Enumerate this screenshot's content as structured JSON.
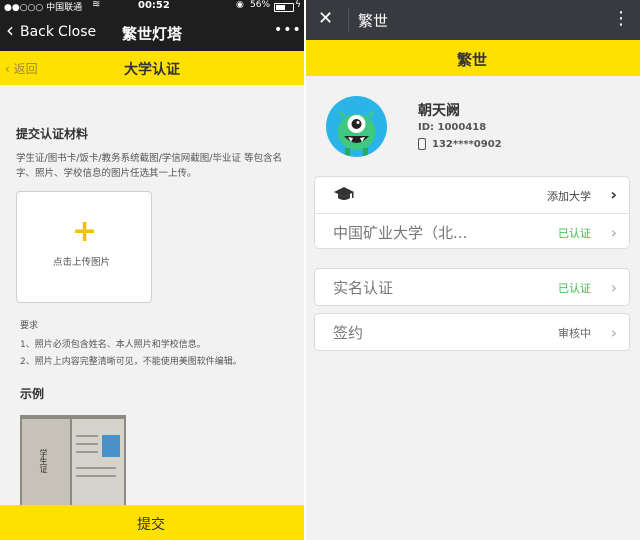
{
  "left": {
    "status_bar": {
      "carrier": "●●○○○ 中国联通",
      "time": "00:52",
      "battery": "56%"
    },
    "nav": {
      "back": "Back",
      "close": "Close",
      "title": "繁世灯塔",
      "more": "•••"
    },
    "header": {
      "back": "返回",
      "title": "大学认证"
    },
    "section_title": "提交认证材料",
    "description": "学生证/图书卡/饭卡/教务系统截图/学信网截图/毕业证 等包含名字、照片、学校信息的图片任选其一上传。",
    "upload": {
      "plus": "+",
      "label": "点击上传图片"
    },
    "requirements": {
      "title": "要求",
      "items": [
        "1、照片必须包含姓名、本人照片和学校信息。",
        "2、照片上内容完整清晰可见，不能使用美图软件编辑。"
      ]
    },
    "example_title": "示例",
    "example_card": {
      "left": "学生证",
      "stamp": "学生证"
    },
    "submit": "提交",
    "colors": {
      "accent": "#ffe100",
      "dark": "#1e1e1e"
    }
  },
  "right": {
    "nav": {
      "close": "✕",
      "title": "繁世",
      "more": "⋮"
    },
    "header_title": "繁世",
    "profile": {
      "name": "朝天阙",
      "id": "ID: 1000418",
      "phone": "132****0902"
    },
    "university_card": {
      "add": "添加大学",
      "school": "中国矿业大学（北...",
      "school_status": "已认证"
    },
    "realname": {
      "label": "实名认证",
      "status": "已认证"
    },
    "contract": {
      "label": "签约",
      "status": "审核中"
    },
    "colors": {
      "header": "#393a3f",
      "accent": "#ffe100",
      "verified": "#3dbb4a",
      "avatar_bg": "#2ab4e8",
      "monster": "#3ec97f"
    }
  }
}
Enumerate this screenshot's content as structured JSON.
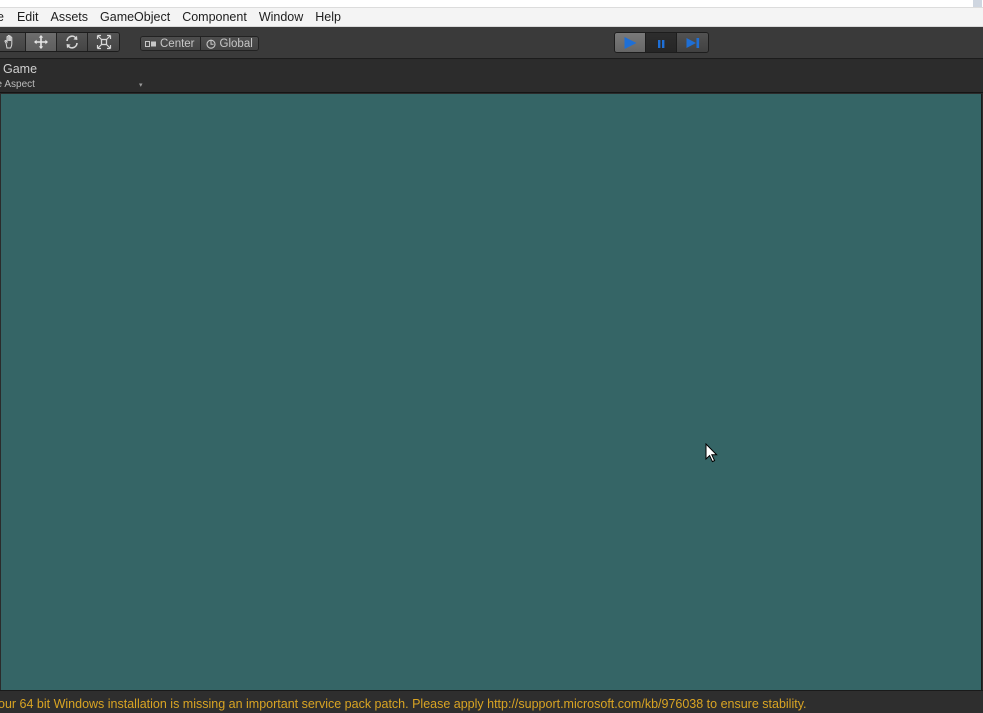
{
  "menu": {
    "items": [
      {
        "label": "e"
      },
      {
        "label": "Edit"
      },
      {
        "label": "Assets"
      },
      {
        "label": "GameObject"
      },
      {
        "label": "Component"
      },
      {
        "label": "Window"
      },
      {
        "label": "Help"
      }
    ]
  },
  "toolbar": {
    "transform_tools": [
      {
        "icon": "hand-icon",
        "active": false
      },
      {
        "icon": "move-icon",
        "active": true
      },
      {
        "icon": "rotate-icon",
        "active": false
      },
      {
        "icon": "scale-icon",
        "active": false
      }
    ],
    "pivot_mode": "Center",
    "pivot_rotation": "Global",
    "play_controls": {
      "play": {
        "icon": "play-icon",
        "active": true
      },
      "pause": {
        "icon": "pause-icon",
        "active": false
      },
      "step": {
        "icon": "step-icon",
        "active": false
      }
    }
  },
  "game_view": {
    "tab_label": "Game",
    "aspect_label": "ee Aspect",
    "aspect_arrow": "▾",
    "background_color": "#356566"
  },
  "status": {
    "message": "our 64 bit Windows installation is missing an important service pack patch. Please apply http://support.microsoft.com/kb/976038 to ensure stability.",
    "color": "#d9a423"
  },
  "colors": {
    "accent_blue": "#1e6fd6",
    "toolbar_bg": "#3a3a3a",
    "header_bg": "#2c2c2c"
  }
}
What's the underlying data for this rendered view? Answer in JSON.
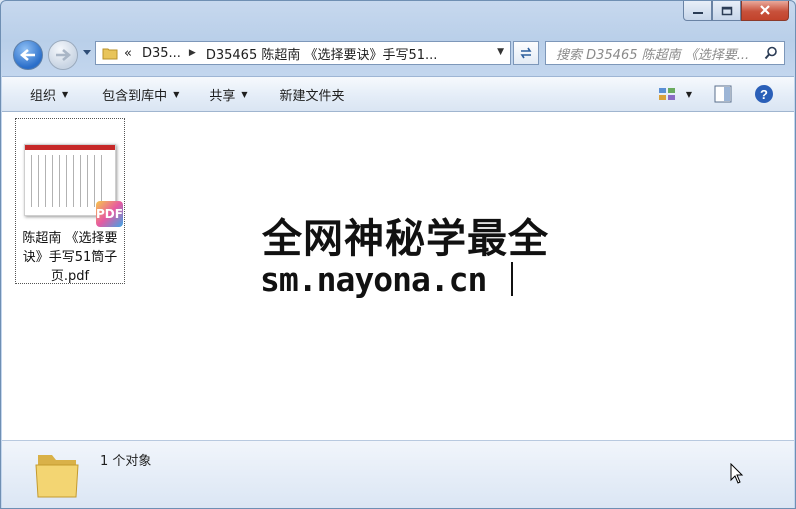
{
  "window": {
    "caption": {
      "minimize": "▬",
      "maximize": "□",
      "close": "✕"
    }
  },
  "nav": {
    "address_chevron": "«",
    "address_seg1": "D35...",
    "address_seg2": "D35465 陈超南 《选择要诀》手写51...",
    "search_placeholder": "搜索 D35465 陈超南 《选择要..."
  },
  "toolbar": {
    "organize": "组织",
    "include_library": "包含到库中",
    "share": "共享",
    "new_folder": "新建文件夹"
  },
  "content": {
    "file_name": "陈超南 《选择要诀》手写51筒子页.pdf",
    "file_badge": "PDF",
    "thumb_header": "PDF",
    "watermark_line1": "全网神秘学最全",
    "watermark_line2": "sm.nayona.cn"
  },
  "status": {
    "count_text": "1 个对象"
  },
  "colors": {
    "accent": "#2a6ec9",
    "close": "#c8513b",
    "pdf_bar": "#c62828"
  }
}
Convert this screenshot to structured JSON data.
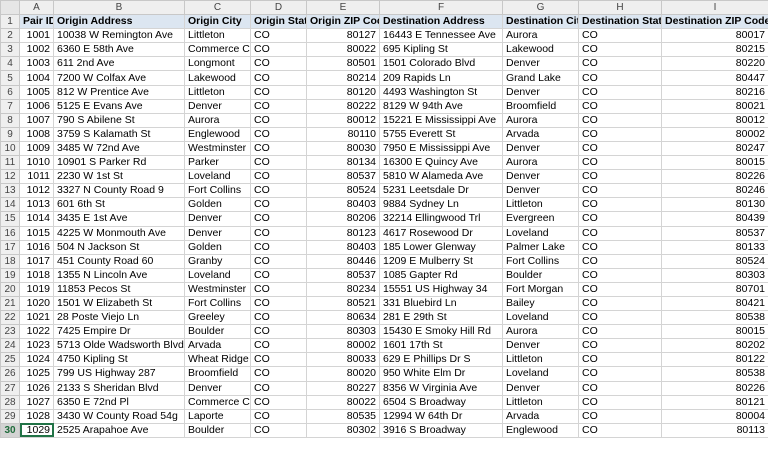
{
  "column_letters": [
    "A",
    "B",
    "C",
    "D",
    "E",
    "F",
    "G",
    "H",
    "I"
  ],
  "headers": [
    "Pair ID",
    "Origin Address",
    "Origin City",
    "Origin State",
    "Origin ZIP Code",
    "Destination Address",
    "Destination City",
    "Destination State",
    "Destination ZIP Code"
  ],
  "rows": [
    [
      "1001",
      "10038 W Remington Ave",
      "Littleton",
      "CO",
      "80127",
      "16443 E Tennessee Ave",
      "Aurora",
      "CO",
      "80017"
    ],
    [
      "1002",
      "6360 E 58th Ave",
      "Commerce Cit",
      "CO",
      "80022",
      "695 Kipling St",
      "Lakewood",
      "CO",
      "80215"
    ],
    [
      "1003",
      "611 2nd Ave",
      "Longmont",
      "CO",
      "80501",
      "1501 Colorado Blvd",
      "Denver",
      "CO",
      "80220"
    ],
    [
      "1004",
      "7200 W Colfax Ave",
      "Lakewood",
      "CO",
      "80214",
      "209 Rapids Ln",
      "Grand Lake",
      "CO",
      "80447"
    ],
    [
      "1005",
      "812 W Prentice Ave",
      "Littleton",
      "CO",
      "80120",
      "4493 Washington St",
      "Denver",
      "CO",
      "80216"
    ],
    [
      "1006",
      "5125 E Evans Ave",
      "Denver",
      "CO",
      "80222",
      "8129 W 94th Ave",
      "Broomfield",
      "CO",
      "80021"
    ],
    [
      "1007",
      "790 S Abilene St",
      "Aurora",
      "CO",
      "80012",
      "15221 E Mississippi Ave",
      "Aurora",
      "CO",
      "80012"
    ],
    [
      "1008",
      "3759 S Kalamath St",
      "Englewood",
      "CO",
      "80110",
      "5755 Everett St",
      "Arvada",
      "CO",
      "80002"
    ],
    [
      "1009",
      "3485 W 72nd Ave",
      "Westminster",
      "CO",
      "80030",
      "7950 E Mississippi Ave",
      "Denver",
      "CO",
      "80247"
    ],
    [
      "1010",
      "10901 S Parker Rd",
      "Parker",
      "CO",
      "80134",
      "16300 E Quincy Ave",
      "Aurora",
      "CO",
      "80015"
    ],
    [
      "1011",
      "2230 W 1st St",
      "Loveland",
      "CO",
      "80537",
      "5810 W Alameda Ave",
      "Denver",
      "CO",
      "80226"
    ],
    [
      "1012",
      "3327 N County Road 9",
      "Fort Collins",
      "CO",
      "80524",
      "5231 Leetsdale Dr",
      "Denver",
      "CO",
      "80246"
    ],
    [
      "1013",
      "601 6th St",
      "Golden",
      "CO",
      "80403",
      "9884 Sydney Ln",
      "Littleton",
      "CO",
      "80130"
    ],
    [
      "1014",
      "3435 E 1st Ave",
      "Denver",
      "CO",
      "80206",
      "32214 Ellingwood Trl",
      "Evergreen",
      "CO",
      "80439"
    ],
    [
      "1015",
      "4225 W Monmouth Ave",
      "Denver",
      "CO",
      "80123",
      "4617 Rosewood Dr",
      "Loveland",
      "CO",
      "80537"
    ],
    [
      "1016",
      "504 N Jackson St",
      "Golden",
      "CO",
      "80403",
      "185 Lower Glenway",
      "Palmer Lake",
      "CO",
      "80133"
    ],
    [
      "1017",
      "451 County Road 60",
      "Granby",
      "CO",
      "80446",
      "1209 E Mulberry St",
      "Fort Collins",
      "CO",
      "80524"
    ],
    [
      "1018",
      "1355 N Lincoln Ave",
      "Loveland",
      "CO",
      "80537",
      "1085 Gapter Rd",
      "Boulder",
      "CO",
      "80303"
    ],
    [
      "1019",
      "11853 Pecos St",
      "Westminster",
      "CO",
      "80234",
      "15551 US Highway 34",
      "Fort Morgan",
      "CO",
      "80701"
    ],
    [
      "1020",
      "1501 W Elizabeth St",
      "Fort Collins",
      "CO",
      "80521",
      "331 Bluebird Ln",
      "Bailey",
      "CO",
      "80421"
    ],
    [
      "1021",
      "28 Poste Viejo Ln",
      "Greeley",
      "CO",
      "80634",
      "281 E 29th St",
      "Loveland",
      "CO",
      "80538"
    ],
    [
      "1022",
      "7425 Empire Dr",
      "Boulder",
      "CO",
      "80303",
      "15430 E Smoky Hill Rd",
      "Aurora",
      "CO",
      "80015"
    ],
    [
      "1023",
      "5713 Olde Wadsworth Blvd",
      "Arvada",
      "CO",
      "80002",
      "1601 17th St",
      "Denver",
      "CO",
      "80202"
    ],
    [
      "1024",
      "4750 Kipling St",
      "Wheat Ridge",
      "CO",
      "80033",
      "629 E Phillips Dr S",
      "Littleton",
      "CO",
      "80122"
    ],
    [
      "1025",
      "799 US Highway 287",
      "Broomfield",
      "CO",
      "80020",
      "950 White Elm Dr",
      "Loveland",
      "CO",
      "80538"
    ],
    [
      "1026",
      "2133 S Sheridan Blvd",
      "Denver",
      "CO",
      "80227",
      "8356 W Virginia Ave",
      "Denver",
      "CO",
      "80226"
    ],
    [
      "1027",
      "6350 E 72nd Pl",
      "Commerce Cit",
      "CO",
      "80022",
      "6504 S Broadway",
      "Littleton",
      "CO",
      "80121"
    ],
    [
      "1028",
      "3430 W County Road 54g",
      "Laporte",
      "CO",
      "80535",
      "12994 W 64th Dr",
      "Arvada",
      "CO",
      "80004"
    ],
    [
      "1029",
      "2525 Arapahoe Ave",
      "Boulder",
      "CO",
      "80302",
      "3916 S Broadway",
      "Englewood",
      "CO",
      "80113"
    ]
  ]
}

What you will do
For each line in the data above that contains the string "Blvd", extract the line.

Full answer
      "1501 Colorado Blvd",
      "5713 Olde Wadsworth Blvd",
      "2133 S Sheridan Blvd",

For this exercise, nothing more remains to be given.